Exercise requirements> Repeat the records verbatim and leave the pictures out of your copy.

Collected data:
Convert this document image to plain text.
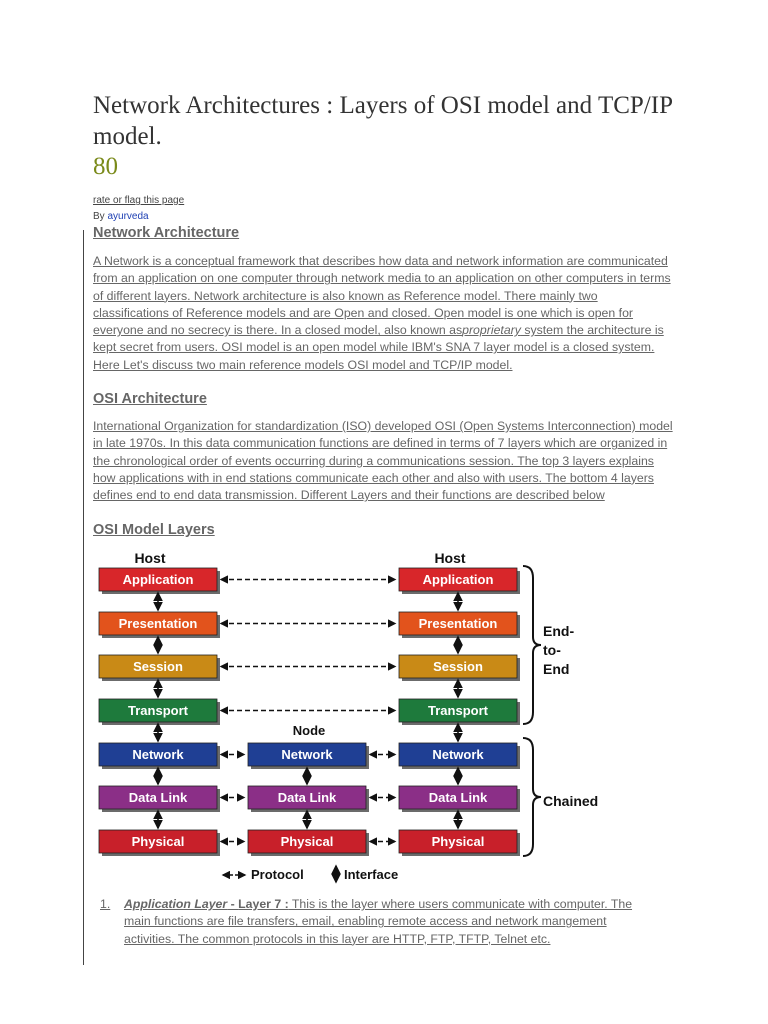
Network Architectures : Layers of OSI model and TCP/IP model.
80
rate or flag this page
By ayurveda
Network Architecture

A Network is a conceptual framework that describes how data and network information are communicated from an application on one computer through network media to an application on other computers in terms of different layers. Network architecture is also known as Reference model. There mainly two classifications of Reference models and are Open and closed. Open model is one which is open for everyone and no secrecy is there. In a closed model, also known asproprietary system the architecture is kept secret from users. OSI model is an open model while IBM's SNA 7 layer model is a closed system. Here Let's discuss two main reference models OSI model and TCP/IP model.

OSI Architecture

International Organization for standardization (ISO) developed OSI (Open Systems Interconnection) model in late 1970s. In this data communication functions are defined in terms of 7 layers which are organized in the chronological order of events occurring during a communications session. The top 3 layers explains how applications with in end stations communicate each other and also with users. The bottom 4 layers defines end to end data transmission. Different Layers and their functions are described below

OSI Model Layers
Host	Host
Node
Application	Application
Presentation	Presentation
Session	Session
Transport	Transport
Network	Network
Network
Data Link	Data Link
Data Link
Physical	Physical
Physical
End-
to-
End
Chained
Protocol	Interface
1. Application Layer - Layer 7 : This is the layer where users communicate with computer. The main functions are file transfers, email, enabling remote access and network mangement activities. The common protocols in this layer are HTTP, FTP, TFTP, Telnet etc.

Answer to the problem>
Convert this document image to plain text.
Network Architectures : Layers of OSI model and TCP/IP model.
80
rate or flag this page
By ayurveda
Network Architecture

A Network is a conceptual framework that describes how data and network information are communicated from an application on one computer through network media to an application on other computers in terms of different layers. Network architecture is also known as Reference model. There mainly two classifications of Reference models and are Open and closed. Open model is one which is open for everyone and no secrecy is there. In a closed model, also known asproprietary system the architecture is kept secret from users. OSI model is an open model while IBM's SNA 7 layer model is a closed system. Here Let's discuss two main reference models OSI model and TCP/IP model.

OSI Architecture

International Organization for standardization (ISO) developed OSI (Open Systems Interconnection) model in late 1970s. In this data communication functions are defined in terms of 7 layers which are organized in the chronological order of events occurring during a communications session. The top 3 layers explains how applications with in end stations communicate each other and also with users. The bottom 4 layers defines end to end data transmission. Different Layers and their functions are described below

OSI Model Layers
Host	Host
Node
Application	Application
Presentation	Presentation
Session	Session
Transport	Transport
Network	Network
Network
Data Link	Data Link
Data Link
Physical	Physical
Physical
End-
to-
End
Chained
Protocol	Interface
1. Application Layer - Layer 7 : This is the layer where users communicate with computer. The main functions are file transfers, email, enabling remote access and network mangement activities. The common protocols in this layer are HTTP, FTP, TFTP, Telnet etc.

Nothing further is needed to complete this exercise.